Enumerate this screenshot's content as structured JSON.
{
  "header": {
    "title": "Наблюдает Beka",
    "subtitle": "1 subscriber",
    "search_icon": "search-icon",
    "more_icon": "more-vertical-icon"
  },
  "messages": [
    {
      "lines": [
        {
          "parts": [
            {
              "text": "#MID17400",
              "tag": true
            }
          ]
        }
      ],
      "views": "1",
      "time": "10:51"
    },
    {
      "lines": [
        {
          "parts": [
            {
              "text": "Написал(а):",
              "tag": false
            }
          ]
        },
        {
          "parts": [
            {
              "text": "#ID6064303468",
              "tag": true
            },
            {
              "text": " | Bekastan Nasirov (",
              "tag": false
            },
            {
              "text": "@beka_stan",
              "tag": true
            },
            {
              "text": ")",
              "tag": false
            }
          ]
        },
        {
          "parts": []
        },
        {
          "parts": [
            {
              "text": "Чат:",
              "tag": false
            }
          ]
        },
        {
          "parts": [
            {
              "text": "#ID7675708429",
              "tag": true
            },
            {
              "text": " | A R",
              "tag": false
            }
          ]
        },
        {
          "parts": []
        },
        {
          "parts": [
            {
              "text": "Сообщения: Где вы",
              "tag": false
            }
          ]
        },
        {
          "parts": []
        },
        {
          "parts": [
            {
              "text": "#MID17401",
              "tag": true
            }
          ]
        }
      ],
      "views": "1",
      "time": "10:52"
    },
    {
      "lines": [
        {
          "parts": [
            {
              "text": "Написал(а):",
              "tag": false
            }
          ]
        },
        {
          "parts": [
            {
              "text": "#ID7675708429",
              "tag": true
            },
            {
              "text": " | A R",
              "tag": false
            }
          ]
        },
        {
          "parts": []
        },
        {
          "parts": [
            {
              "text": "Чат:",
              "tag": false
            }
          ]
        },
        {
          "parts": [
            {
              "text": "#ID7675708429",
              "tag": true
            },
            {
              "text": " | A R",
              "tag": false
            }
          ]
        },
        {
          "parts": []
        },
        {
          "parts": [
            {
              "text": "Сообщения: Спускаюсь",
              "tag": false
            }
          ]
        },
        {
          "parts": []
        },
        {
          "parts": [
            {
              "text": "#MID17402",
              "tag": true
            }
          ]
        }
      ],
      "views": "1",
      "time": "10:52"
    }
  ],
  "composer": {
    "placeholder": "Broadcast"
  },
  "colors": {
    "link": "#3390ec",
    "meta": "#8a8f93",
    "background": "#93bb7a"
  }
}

━━━━━━━━━━━━━━━━

(The task) Print the whole listing again, exactly.

(Correct result)
Enumerate this screenshot's content as structured JSON.
{
  "header": {
    "title": "Наблюдает Beka",
    "subtitle": "1 subscriber",
    "search_icon": "search-icon",
    "more_icon": "more-vertical-icon"
  },
  "messages": [
    {
      "lines": [
        {
          "parts": [
            {
              "text": "#MID17400",
              "tag": true
            }
          ]
        }
      ],
      "views": "1",
      "time": "10:51"
    },
    {
      "lines": [
        {
          "parts": [
            {
              "text": "Написал(а):",
              "tag": false
            }
          ]
        },
        {
          "parts": [
            {
              "text": "#ID6064303468",
              "tag": true
            },
            {
              "text": " | Bekastan Nasirov (",
              "tag": false
            },
            {
              "text": "@beka_stan",
              "tag": true
            },
            {
              "text": ")",
              "tag": false
            }
          ]
        },
        {
          "parts": []
        },
        {
          "parts": [
            {
              "text": "Чат:",
              "tag": false
            }
          ]
        },
        {
          "parts": [
            {
              "text": "#ID7675708429",
              "tag": true
            },
            {
              "text": " | A R",
              "tag": false
            }
          ]
        },
        {
          "parts": []
        },
        {
          "parts": [
            {
              "text": "Сообщения: Где вы",
              "tag": false
            }
          ]
        },
        {
          "parts": []
        },
        {
          "parts": [
            {
              "text": "#MID17401",
              "tag": true
            }
          ]
        }
      ],
      "views": "1",
      "time": "10:52"
    },
    {
      "lines": [
        {
          "parts": [
            {
              "text": "Написал(а):",
              "tag": false
            }
          ]
        },
        {
          "parts": [
            {
              "text": "#ID7675708429",
              "tag": true
            },
            {
              "text": " | A R",
              "tag": false
            }
          ]
        },
        {
          "parts": []
        },
        {
          "parts": [
            {
              "text": "Чат:",
              "tag": false
            }
          ]
        },
        {
          "parts": [
            {
              "text": "#ID7675708429",
              "tag": true
            },
            {
              "text": " | A R",
              "tag": false
            }
          ]
        },
        {
          "parts": []
        },
        {
          "parts": [
            {
              "text": "Сообщения: Спускаюсь",
              "tag": false
            }
          ]
        },
        {
          "parts": []
        },
        {
          "parts": [
            {
              "text": "#MID17402",
              "tag": true
            }
          ]
        }
      ],
      "views": "1",
      "time": "10:52"
    }
  ],
  "composer": {
    "placeholder": "Broadcast"
  },
  "colors": {
    "link": "#3390ec",
    "meta": "#8a8f93",
    "background": "#93bb7a"
  }
}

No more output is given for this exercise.